Data records start

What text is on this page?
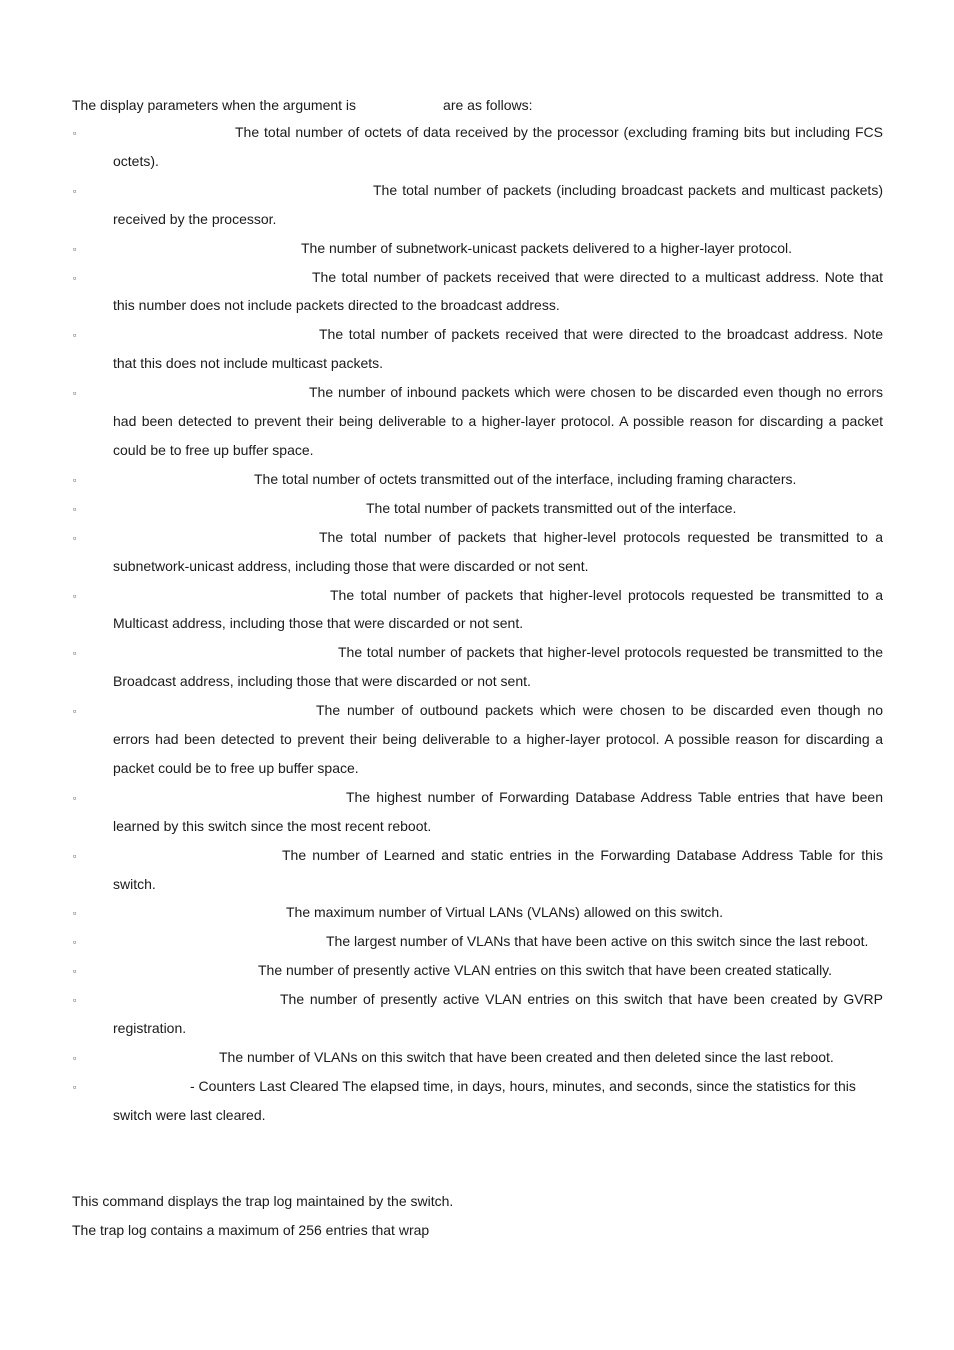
The display parameters when the argument is	are as follows:
▫	The total number of octets of data received by the processor (excluding framing bits but including FCS octets).
▫	The total number of packets (including broadcast packets and multicast packets) received by the processor.
▫	The number of subnetwork-unicast packets delivered to a higher-layer protocol.
▫	The total number of packets received that were directed to a multicast address. Note that this number does not include packets directed to the broadcast address.
▫	The total number of packets received that were directed to the broadcast address. Note that this does not include multicast packets.
▫	The number of inbound packets which were chosen to be discarded even though no errors had been detected to prevent their being deliverable to a higher-layer protocol. A possible reason for discarding a packet could be to free up buffer space.
▫	The total number of octets transmitted out of the interface, including framing characters.
▫	The total number of packets transmitted out of the interface.
▫	The total number of packets that higher-level protocols requested be transmitted to a subnetwork-unicast address, including those that were discarded or not sent.
▫	The total number of packets that higher-level protocols requested be transmitted to a Multicast address, including those that were discarded or not sent.
▫	The total number of packets that higher-level protocols requested be transmitted to the Broadcast address, including those that were discarded or not sent.
▫	The number of outbound packets which were chosen to be discarded even though no errors had been detected to prevent their being deliverable to a higher-layer protocol. A possible reason for discarding a packet could be to free up buffer space.
▫	The highest number of Forwarding Database Address Table entries that have been learned by this switch since the most recent reboot.
▫	The number of Learned and static entries in the Forwarding Database Address Table for this switch.
▫	The maximum number of Virtual LANs (VLANs) allowed on this switch.
▫	The largest number of VLANs that have been active on this switch since the last reboot.
▫	The number of presently active VLAN entries on this switch that have been created statically.
▫	The number of presently active VLAN entries on this switch that have been created by GVRP registration.
▫	The number of VLANs on this switch that have been created and then deleted since the last reboot.
▫	- Counters Last Cleared The elapsed time, in days, hours, minutes, and seconds, since the statistics for this switch were last cleared.
This command displays the trap log maintained by the switch.
The trap log contains a maximum of 256 entries that wrap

Data records end

> _Exercise aim_:
Pick out each line in the material containing "directed".

> _Answer to this problem_:
▫	The total number of packets received that were directed to a multicast address. Note that this number does not include packets directed to the broadcast address.
▫	The total number of packets received that were directed to the broadcast address. Note that this does not include multicast packets.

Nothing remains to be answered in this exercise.